(Figure data in JSON)
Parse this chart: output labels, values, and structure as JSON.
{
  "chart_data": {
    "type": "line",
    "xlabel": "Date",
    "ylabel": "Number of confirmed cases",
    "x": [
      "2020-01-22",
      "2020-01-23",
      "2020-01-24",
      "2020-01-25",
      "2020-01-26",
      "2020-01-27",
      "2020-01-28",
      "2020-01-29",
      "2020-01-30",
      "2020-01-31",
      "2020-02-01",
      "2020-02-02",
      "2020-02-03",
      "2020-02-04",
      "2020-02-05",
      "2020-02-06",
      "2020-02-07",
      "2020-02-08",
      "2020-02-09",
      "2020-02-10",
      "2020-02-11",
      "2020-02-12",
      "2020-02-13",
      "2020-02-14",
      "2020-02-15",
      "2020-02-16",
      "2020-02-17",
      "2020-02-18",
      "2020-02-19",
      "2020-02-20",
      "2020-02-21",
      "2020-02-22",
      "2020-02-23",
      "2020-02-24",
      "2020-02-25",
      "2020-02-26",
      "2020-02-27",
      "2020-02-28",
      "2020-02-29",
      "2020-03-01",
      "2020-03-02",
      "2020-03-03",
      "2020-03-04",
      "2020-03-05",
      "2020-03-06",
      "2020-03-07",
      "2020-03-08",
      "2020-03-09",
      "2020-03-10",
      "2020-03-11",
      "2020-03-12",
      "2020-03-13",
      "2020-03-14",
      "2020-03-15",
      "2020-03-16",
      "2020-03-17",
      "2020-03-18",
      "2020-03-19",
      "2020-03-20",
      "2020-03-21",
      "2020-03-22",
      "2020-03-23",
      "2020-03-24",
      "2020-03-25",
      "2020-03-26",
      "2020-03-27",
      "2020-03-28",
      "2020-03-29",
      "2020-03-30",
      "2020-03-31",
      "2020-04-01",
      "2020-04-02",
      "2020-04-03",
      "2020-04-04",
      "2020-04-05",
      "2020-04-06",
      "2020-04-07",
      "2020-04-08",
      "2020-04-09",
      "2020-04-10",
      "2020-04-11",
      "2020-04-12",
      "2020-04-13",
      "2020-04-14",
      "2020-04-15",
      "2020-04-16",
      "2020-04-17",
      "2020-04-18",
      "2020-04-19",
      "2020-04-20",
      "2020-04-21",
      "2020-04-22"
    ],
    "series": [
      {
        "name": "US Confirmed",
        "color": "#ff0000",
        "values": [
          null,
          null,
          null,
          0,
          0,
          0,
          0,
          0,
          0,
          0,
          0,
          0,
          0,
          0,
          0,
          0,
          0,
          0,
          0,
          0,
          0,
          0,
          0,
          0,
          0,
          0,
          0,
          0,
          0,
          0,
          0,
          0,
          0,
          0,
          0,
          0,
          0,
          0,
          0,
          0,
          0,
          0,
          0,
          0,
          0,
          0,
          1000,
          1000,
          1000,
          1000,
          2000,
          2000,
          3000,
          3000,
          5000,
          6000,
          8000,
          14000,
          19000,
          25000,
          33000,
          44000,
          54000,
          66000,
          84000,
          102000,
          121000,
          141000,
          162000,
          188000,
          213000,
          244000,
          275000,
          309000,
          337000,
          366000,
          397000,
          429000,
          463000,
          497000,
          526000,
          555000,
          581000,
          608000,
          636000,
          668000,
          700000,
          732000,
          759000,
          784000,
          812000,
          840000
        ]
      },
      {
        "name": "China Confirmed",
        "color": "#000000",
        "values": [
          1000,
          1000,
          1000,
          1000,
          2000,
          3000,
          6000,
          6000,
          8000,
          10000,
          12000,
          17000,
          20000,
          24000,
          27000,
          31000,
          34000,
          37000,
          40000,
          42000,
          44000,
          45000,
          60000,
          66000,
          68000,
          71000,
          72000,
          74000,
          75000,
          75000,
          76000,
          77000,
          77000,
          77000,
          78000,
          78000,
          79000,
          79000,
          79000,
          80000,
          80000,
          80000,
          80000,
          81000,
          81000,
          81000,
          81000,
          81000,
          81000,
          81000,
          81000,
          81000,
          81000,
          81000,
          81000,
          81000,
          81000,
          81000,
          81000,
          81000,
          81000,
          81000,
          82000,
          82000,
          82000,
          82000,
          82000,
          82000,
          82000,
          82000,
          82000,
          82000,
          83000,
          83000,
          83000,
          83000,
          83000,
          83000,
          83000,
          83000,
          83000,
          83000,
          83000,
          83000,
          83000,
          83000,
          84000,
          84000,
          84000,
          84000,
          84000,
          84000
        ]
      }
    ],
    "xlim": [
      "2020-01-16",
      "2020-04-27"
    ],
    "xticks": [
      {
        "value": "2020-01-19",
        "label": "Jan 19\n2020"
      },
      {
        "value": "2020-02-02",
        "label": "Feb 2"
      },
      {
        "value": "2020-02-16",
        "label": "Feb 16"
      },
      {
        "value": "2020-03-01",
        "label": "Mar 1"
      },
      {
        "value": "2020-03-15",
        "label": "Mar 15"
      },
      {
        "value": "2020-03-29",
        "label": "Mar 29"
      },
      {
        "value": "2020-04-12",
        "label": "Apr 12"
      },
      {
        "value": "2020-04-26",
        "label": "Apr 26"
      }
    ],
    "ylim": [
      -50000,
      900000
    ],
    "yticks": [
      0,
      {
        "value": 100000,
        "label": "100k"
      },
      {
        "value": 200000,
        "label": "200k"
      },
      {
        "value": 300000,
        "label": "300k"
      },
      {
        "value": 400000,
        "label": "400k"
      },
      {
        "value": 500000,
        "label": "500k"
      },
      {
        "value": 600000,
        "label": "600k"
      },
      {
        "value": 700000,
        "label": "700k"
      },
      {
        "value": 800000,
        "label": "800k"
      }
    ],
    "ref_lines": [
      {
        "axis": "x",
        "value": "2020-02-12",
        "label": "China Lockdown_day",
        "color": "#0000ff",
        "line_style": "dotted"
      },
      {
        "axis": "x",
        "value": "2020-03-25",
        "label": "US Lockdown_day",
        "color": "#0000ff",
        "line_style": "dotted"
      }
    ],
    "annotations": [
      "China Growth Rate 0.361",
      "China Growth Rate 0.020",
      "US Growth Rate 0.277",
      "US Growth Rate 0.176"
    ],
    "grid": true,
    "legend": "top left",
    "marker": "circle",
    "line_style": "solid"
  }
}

* DIRECTIONS FOR THIS TASK *
Write out every line of the material again, exactly as it reads.

* COMPLETED TASK *
Parse this chart: output labels, values, and structure as JSON.
{
  "chart_data": {
    "type": "line",
    "xlabel": "Date",
    "ylabel": "Number of confirmed cases",
    "x": [
      "2020-01-22",
      "2020-01-23",
      "2020-01-24",
      "2020-01-25",
      "2020-01-26",
      "2020-01-27",
      "2020-01-28",
      "2020-01-29",
      "2020-01-30",
      "2020-01-31",
      "2020-02-01",
      "2020-02-02",
      "2020-02-03",
      "2020-02-04",
      "2020-02-05",
      "2020-02-06",
      "2020-02-07",
      "2020-02-08",
      "2020-02-09",
      "2020-02-10",
      "2020-02-11",
      "2020-02-12",
      "2020-02-13",
      "2020-02-14",
      "2020-02-15",
      "2020-02-16",
      "2020-02-17",
      "2020-02-18",
      "2020-02-19",
      "2020-02-20",
      "2020-02-21",
      "2020-02-22",
      "2020-02-23",
      "2020-02-24",
      "2020-02-25",
      "2020-02-26",
      "2020-02-27",
      "2020-02-28",
      "2020-02-29",
      "2020-03-01",
      "2020-03-02",
      "2020-03-03",
      "2020-03-04",
      "2020-03-05",
      "2020-03-06",
      "2020-03-07",
      "2020-03-08",
      "2020-03-09",
      "2020-03-10",
      "2020-03-11",
      "2020-03-12",
      "2020-03-13",
      "2020-03-14",
      "2020-03-15",
      "2020-03-16",
      "2020-03-17",
      "2020-03-18",
      "2020-03-19",
      "2020-03-20",
      "2020-03-21",
      "2020-03-22",
      "2020-03-23",
      "2020-03-24",
      "2020-03-25",
      "2020-03-26",
      "2020-03-27",
      "2020-03-28",
      "2020-03-29",
      "2020-03-30",
      "2020-03-31",
      "2020-04-01",
      "2020-04-02",
      "2020-04-03",
      "2020-04-04",
      "2020-04-05",
      "2020-04-06",
      "2020-04-07",
      "2020-04-08",
      "2020-04-09",
      "2020-04-10",
      "2020-04-11",
      "2020-04-12",
      "2020-04-13",
      "2020-04-14",
      "2020-04-15",
      "2020-04-16",
      "2020-04-17",
      "2020-04-18",
      "2020-04-19",
      "2020-04-20",
      "2020-04-21",
      "2020-04-22"
    ],
    "series": [
      {
        "name": "US Confirmed",
        "color": "#ff0000",
        "values": [
          null,
          null,
          null,
          0,
          0,
          0,
          0,
          0,
          0,
          0,
          0,
          0,
          0,
          0,
          0,
          0,
          0,
          0,
          0,
          0,
          0,
          0,
          0,
          0,
          0,
          0,
          0,
          0,
          0,
          0,
          0,
          0,
          0,
          0,
          0,
          0,
          0,
          0,
          0,
          0,
          0,
          0,
          0,
          0,
          0,
          0,
          1000,
          1000,
          1000,
          1000,
          2000,
          2000,
          3000,
          3000,
          5000,
          6000,
          8000,
          14000,
          19000,
          25000,
          33000,
          44000,
          54000,
          66000,
          84000,
          102000,
          121000,
          141000,
          162000,
          188000,
          213000,
          244000,
          275000,
          309000,
          337000,
          366000,
          397000,
          429000,
          463000,
          497000,
          526000,
          555000,
          581000,
          608000,
          636000,
          668000,
          700000,
          732000,
          759000,
          784000,
          812000,
          840000
        ]
      },
      {
        "name": "China Confirmed",
        "color": "#000000",
        "values": [
          1000,
          1000,
          1000,
          1000,
          2000,
          3000,
          6000,
          6000,
          8000,
          10000,
          12000,
          17000,
          20000,
          24000,
          27000,
          31000,
          34000,
          37000,
          40000,
          42000,
          44000,
          45000,
          60000,
          66000,
          68000,
          71000,
          72000,
          74000,
          75000,
          75000,
          76000,
          77000,
          77000,
          77000,
          78000,
          78000,
          79000,
          79000,
          79000,
          80000,
          80000,
          80000,
          80000,
          81000,
          81000,
          81000,
          81000,
          81000,
          81000,
          81000,
          81000,
          81000,
          81000,
          81000,
          81000,
          81000,
          81000,
          81000,
          81000,
          81000,
          81000,
          81000,
          82000,
          82000,
          82000,
          82000,
          82000,
          82000,
          82000,
          82000,
          82000,
          82000,
          83000,
          83000,
          83000,
          83000,
          83000,
          83000,
          83000,
          83000,
          83000,
          83000,
          83000,
          83000,
          83000,
          83000,
          84000,
          84000,
          84000,
          84000,
          84000,
          84000
        ]
      }
    ],
    "xlim": [
      "2020-01-16",
      "2020-04-27"
    ],
    "xticks": [
      {
        "value": "2020-01-19",
        "label": "Jan 19\n2020"
      },
      {
        "value": "2020-02-02",
        "label": "Feb 2"
      },
      {
        "value": "2020-02-16",
        "label": "Feb 16"
      },
      {
        "value": "2020-03-01",
        "label": "Mar 1"
      },
      {
        "value": "2020-03-15",
        "label": "Mar 15"
      },
      {
        "value": "2020-03-29",
        "label": "Mar 29"
      },
      {
        "value": "2020-04-12",
        "label": "Apr 12"
      },
      {
        "value": "2020-04-26",
        "label": "Apr 26"
      }
    ],
    "ylim": [
      -50000,
      900000
    ],
    "yticks": [
      0,
      {
        "value": 100000,
        "label": "100k"
      },
      {
        "value": 200000,
        "label": "200k"
      },
      {
        "value": 300000,
        "label": "300k"
      },
      {
        "value": 400000,
        "label": "400k"
      },
      {
        "value": 500000,
        "label": "500k"
      },
      {
        "value": 600000,
        "label": "600k"
      },
      {
        "value": 700000,
        "label": "700k"
      },
      {
        "value": 800000,
        "label": "800k"
      }
    ],
    "ref_lines": [
      {
        "axis": "x",
        "value": "2020-02-12",
        "label": "China Lockdown_day",
        "color": "#0000ff",
        "line_style": "dotted"
      },
      {
        "axis": "x",
        "value": "2020-03-25",
        "label": "US Lockdown_day",
        "color": "#0000ff",
        "line_style": "dotted"
      }
    ],
    "annotations": [
      "China Growth Rate 0.361",
      "China Growth Rate 0.020",
      "US Growth Rate 0.277",
      "US Growth Rate 0.176"
    ],
    "grid": true,
    "legend": "top left",
    "marker": "circle",
    "line_style": "solid"
  }
}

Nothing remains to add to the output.